Identify all lines in the listing that include the word "Revenue", and copy them out.

INPUT MATERIAL:
━━━━━━

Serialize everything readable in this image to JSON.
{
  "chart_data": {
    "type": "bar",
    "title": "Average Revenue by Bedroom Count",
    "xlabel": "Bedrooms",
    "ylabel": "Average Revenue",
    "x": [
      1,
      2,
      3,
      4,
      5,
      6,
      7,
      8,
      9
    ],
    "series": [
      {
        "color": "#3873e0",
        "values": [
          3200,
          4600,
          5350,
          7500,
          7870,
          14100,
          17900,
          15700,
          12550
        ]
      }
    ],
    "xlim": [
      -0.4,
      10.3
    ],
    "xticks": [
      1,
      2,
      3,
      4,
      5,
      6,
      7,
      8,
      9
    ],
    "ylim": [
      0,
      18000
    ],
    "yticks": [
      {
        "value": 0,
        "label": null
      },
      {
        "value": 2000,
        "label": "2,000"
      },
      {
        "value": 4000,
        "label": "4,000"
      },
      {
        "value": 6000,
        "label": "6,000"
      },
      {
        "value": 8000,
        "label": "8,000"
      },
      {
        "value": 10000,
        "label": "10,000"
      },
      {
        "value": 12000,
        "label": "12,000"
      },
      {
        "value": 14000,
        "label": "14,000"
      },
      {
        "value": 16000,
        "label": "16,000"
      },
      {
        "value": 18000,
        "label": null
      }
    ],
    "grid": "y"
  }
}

━━━━━━

THE RESULT:
    "title": "Average Revenue by Bedroom Count",
    "ylabel": "Average Revenue",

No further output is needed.